▶ **O QUE FAZER**:
#1 Na notícia sobre a taxa de incêndio, quem foi a relatora do parecer de 1º turno?
#2 Reproduza sem alterações o trecho da notícia sobre a taxa de incêndio que vai de "22/10/2003 - 18:51" até "e Vanessa Lucas.".
══ TEXTO EM ESTUDO ══
Defesa do Consumidor é favorável a projeto que cria taxa de incêndio

A Comissão de Defesa do Consumidor e do Contribuinte manifestou-se, nesta quarta-feira (22/10/2003), favorável à apro...

22/10/2003 - 18:51
 

Defesa do Consumidor é favorável a projeto que cria taxa de incêndio

A Comissão de Defesa do Consumidor e do Contribuinte manifestou-se, nesta quarta-feira (22/10/2003), favorável à aprovação do Projeto de Lei (PL) 1.078/2003, do governador, que cria, entre outras, a Taxa de Serviço Potencial de Extinção de Incêndio. O parecer de 1º turno da relatora, deputada Vanessa Lucas (PSDB), que opinou favoravelmente ao projeto com quatro emendas, foi aprovado na reunião conjunta da comissão com as Comissões de Fiscalização Financeira e Orçamentária e de Segurança Pública. As deputadas Lúcia Pacífico (PTB) e Maria Tereza Lara (PT) votaram contra o parecer, que teve votos a favor emitidos pelos deputados Antônio Júlio (PMDB), Leonardo Moreira (PL) e Vanessa Lucas.
═══
══ DADOS ══
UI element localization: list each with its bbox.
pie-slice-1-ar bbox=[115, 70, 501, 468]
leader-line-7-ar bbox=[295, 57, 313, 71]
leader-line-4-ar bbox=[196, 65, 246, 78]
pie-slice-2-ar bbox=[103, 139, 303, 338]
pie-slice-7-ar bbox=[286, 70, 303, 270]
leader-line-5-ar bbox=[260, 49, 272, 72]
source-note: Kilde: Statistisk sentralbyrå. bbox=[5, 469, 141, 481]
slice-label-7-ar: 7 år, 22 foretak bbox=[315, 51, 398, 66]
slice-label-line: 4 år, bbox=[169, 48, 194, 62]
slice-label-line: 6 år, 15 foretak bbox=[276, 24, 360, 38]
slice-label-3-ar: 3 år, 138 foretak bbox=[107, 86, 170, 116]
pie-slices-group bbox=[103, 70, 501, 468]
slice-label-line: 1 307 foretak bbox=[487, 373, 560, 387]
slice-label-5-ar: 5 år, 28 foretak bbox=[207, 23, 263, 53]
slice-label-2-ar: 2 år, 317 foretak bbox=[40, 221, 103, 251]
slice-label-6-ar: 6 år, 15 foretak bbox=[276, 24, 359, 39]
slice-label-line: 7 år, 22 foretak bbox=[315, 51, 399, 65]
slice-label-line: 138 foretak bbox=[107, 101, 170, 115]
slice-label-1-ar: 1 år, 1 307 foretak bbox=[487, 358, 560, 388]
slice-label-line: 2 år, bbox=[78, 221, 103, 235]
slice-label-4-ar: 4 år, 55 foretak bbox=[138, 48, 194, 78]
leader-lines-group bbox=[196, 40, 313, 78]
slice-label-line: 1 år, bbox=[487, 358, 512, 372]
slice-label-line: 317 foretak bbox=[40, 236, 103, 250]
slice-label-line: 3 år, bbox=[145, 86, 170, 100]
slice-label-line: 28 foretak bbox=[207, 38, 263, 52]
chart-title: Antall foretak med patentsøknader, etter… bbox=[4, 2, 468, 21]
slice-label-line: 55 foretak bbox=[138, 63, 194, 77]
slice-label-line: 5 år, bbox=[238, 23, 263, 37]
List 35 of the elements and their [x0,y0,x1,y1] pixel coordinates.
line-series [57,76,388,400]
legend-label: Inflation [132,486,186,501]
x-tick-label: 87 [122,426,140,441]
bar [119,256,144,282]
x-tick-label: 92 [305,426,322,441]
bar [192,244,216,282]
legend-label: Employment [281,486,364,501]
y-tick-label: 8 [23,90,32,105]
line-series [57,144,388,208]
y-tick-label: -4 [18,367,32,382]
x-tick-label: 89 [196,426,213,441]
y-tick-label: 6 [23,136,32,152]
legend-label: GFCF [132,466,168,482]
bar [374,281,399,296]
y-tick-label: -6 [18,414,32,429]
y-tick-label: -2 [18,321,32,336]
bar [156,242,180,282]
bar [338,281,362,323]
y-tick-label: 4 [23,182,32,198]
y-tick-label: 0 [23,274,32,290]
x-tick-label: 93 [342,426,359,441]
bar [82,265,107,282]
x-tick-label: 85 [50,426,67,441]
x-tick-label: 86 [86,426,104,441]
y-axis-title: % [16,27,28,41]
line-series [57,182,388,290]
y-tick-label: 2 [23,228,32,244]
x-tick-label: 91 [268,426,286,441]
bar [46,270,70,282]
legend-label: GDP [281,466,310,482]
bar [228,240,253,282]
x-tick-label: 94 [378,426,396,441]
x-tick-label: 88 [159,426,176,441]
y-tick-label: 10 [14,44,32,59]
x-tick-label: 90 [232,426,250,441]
═══
▶ **RESPOSTAS POR TAREFA**:
#1 A deputada Vanessa Lucas (PSDB).

#2
22/10/2003 - 18:51
 

Defesa do Consumidor é favorável a projeto que cria taxa de incêndio

A Comissão de Defesa do Consumidor e do Contribuinte manifestou-se, nesta quarta-feira (22/10/2003), favorável à aprovação do Projeto de Lei (PL) 1.078/2003, do governador, que cria, entre outras, a Taxa de Serviço Potencial de Extinção de Incêndio. O parecer de 1º turno da relatora, deputada Vanessa Lucas (PSDB), que opinou favoravelmente ao projeto com quatro emendas, foi aprovado na reunião conjunta da comissão com as Comissões de Fiscalização Financeira e Orçamentária e de Segurança Pública. As deputadas Lúcia Pacífico (PTB) e Maria Tereza Lara (PT) votaram contra o parecer, que teve votos a favor emitidos pelos deputados Antônio Júlio (PMDB), Leonardo Moreira (PL) e Vanessa Lucas.